(Source extract begins)

On 4th Oct 1917, Percy was admitted to No 19 General Hospital at Alexandria with enterica. He was admitted for 53 days, being discharged on the 25th Nov 1917 to the No 1 Convalescent Home.
After the cessation of hostilities, he returned to education studying at St. Edmund’s Hall, Oxford, where he obtained a BA in 1921, and an MA in 1926.
In July 1920, Percy married Constance Eve Ridsdale at Glaisdale, Whitby, North Yorkshire.
He was a Candidate Scholar at the Lincoln Theological College and was made a Deacon by the Bishop of Lincoln for Colonies. He was ordained Priest in 1922 by the Bishop of Kimberley, he was Curate of St Paul, De Aur until 1924; Rector of Prieska and Upington until 1928. Beaconsfield 1928–32; Christ Church, Fordsburg 1932–35 (South Africa), then Vicar of St Andrew, Bugthorpe in the Archdiocese of York 1935.
Percy, his wife Eve, and their 3 children Charles, Jessie and Hilda are listed on a shipping passenger list, departing Beira in Mozambique on the Gloucester Castle ship operated by the Union-Castle Mail Steamship Company Ltd, arriving at Southampton on the 3rd May 1931. On the 16th Sept 1931, the family left London, returning to Beira in Mozambique, aboard the ship Durham Castle, again operated by the Union Castle shipping company.
On 31st May 1935, the Leeds Mercury reported that the Ven. Archdeacon A C England tonight instituted the Rev. Percy Taylor Jefferson to the vicarage of St Andrews at Bugthorpe. He stayed at Bugthorpe until 1941 when he left to undertake welfare work at a large shadow factory in the South of England.

(Source extract ends)
(Extracted entries begins)

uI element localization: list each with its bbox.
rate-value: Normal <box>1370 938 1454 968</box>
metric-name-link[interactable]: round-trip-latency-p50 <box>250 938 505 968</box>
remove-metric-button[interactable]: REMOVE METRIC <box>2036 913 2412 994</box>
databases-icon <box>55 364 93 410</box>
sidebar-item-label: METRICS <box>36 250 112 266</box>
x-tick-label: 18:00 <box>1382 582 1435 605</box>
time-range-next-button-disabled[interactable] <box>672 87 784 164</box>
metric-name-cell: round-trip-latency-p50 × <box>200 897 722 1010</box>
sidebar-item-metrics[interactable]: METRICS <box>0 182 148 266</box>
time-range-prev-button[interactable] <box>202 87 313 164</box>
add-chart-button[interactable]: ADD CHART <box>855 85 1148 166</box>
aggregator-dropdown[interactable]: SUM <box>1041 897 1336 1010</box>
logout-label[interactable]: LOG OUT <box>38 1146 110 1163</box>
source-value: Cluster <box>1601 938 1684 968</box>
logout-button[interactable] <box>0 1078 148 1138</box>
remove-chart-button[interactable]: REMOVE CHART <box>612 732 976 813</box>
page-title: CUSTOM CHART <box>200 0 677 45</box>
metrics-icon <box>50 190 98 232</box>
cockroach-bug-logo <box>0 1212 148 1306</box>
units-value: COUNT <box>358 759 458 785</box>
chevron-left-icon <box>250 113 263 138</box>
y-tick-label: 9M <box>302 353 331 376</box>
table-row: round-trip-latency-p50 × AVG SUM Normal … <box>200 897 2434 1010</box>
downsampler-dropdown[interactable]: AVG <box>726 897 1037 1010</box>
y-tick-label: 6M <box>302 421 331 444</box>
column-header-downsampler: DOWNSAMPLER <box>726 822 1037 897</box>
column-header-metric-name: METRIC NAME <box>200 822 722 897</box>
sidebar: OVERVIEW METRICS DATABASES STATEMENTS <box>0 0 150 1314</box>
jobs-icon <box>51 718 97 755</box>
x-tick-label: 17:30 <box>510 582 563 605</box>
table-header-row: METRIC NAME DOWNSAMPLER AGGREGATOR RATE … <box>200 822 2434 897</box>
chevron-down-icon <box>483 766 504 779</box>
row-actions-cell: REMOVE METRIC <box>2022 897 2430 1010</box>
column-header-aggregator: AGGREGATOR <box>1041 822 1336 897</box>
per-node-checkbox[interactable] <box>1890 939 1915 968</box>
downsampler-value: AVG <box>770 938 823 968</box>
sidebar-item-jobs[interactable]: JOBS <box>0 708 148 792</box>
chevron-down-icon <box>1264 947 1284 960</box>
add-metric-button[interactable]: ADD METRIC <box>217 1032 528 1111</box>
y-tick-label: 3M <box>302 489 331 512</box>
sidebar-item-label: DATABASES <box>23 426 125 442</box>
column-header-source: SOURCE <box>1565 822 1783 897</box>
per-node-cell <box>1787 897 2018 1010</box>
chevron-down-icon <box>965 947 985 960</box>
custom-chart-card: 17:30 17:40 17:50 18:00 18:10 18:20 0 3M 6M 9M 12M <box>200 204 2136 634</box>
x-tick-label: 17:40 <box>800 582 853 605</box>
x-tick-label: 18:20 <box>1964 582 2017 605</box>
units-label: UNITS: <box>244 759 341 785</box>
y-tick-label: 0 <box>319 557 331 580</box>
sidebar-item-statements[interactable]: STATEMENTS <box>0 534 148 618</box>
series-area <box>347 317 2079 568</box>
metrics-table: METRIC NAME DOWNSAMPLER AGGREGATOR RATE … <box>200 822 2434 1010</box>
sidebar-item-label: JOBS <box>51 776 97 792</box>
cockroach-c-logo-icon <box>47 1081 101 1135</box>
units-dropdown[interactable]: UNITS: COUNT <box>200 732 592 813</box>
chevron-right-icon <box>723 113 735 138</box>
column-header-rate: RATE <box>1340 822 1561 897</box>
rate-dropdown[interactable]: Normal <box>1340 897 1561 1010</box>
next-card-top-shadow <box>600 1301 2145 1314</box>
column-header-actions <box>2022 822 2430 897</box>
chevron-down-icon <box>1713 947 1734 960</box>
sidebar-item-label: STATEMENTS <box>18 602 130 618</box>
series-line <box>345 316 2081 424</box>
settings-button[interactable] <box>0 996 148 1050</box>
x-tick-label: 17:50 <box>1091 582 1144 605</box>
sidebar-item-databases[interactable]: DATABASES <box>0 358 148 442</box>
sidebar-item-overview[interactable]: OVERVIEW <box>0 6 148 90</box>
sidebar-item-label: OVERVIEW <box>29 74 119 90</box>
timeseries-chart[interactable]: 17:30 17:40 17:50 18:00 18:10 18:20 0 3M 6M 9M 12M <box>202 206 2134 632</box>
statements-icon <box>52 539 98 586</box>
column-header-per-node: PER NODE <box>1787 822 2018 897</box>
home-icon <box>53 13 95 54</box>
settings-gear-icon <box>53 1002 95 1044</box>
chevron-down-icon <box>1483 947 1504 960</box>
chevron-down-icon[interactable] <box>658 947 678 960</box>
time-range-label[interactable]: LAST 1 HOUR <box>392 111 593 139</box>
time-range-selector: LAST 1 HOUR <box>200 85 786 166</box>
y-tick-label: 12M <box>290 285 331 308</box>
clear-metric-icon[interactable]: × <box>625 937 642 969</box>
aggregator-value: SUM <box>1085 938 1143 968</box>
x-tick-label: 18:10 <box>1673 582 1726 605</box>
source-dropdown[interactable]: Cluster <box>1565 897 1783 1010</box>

(Extracted entries ends)

§ **Exercise 1**
From the passage about Percy Taylor Jefferson, write out the text between "On 31st May" and "South of England.", inclusive.
§ **Exercise 2**
Answer these questions using the passage about Percy Taylor Jefferson.
(a) Which hospital was Percy admitted to on 4th Oct 1917?
(b) Whom did Percy marry in July 1920?
(c) On which ship did the family leave London on the 16th Sept 1931?

§ **Response area 1**
On 31st May 1935, the Leeds Mercury reported that the Ven. Archdeacon A C England tonight instituted the Rev. Percy Taylor Jefferson to the vicarage of St Andrews at Bugthorpe. He stayed at Bugthorpe until 1941 when he left to undertake welfare work at a large shadow factory in the South of England.

§ **Response area 2**
(a) No 19 General Hospital at Alexandria
(b) Constance Eve Ridsdale
(c) The Durham Castle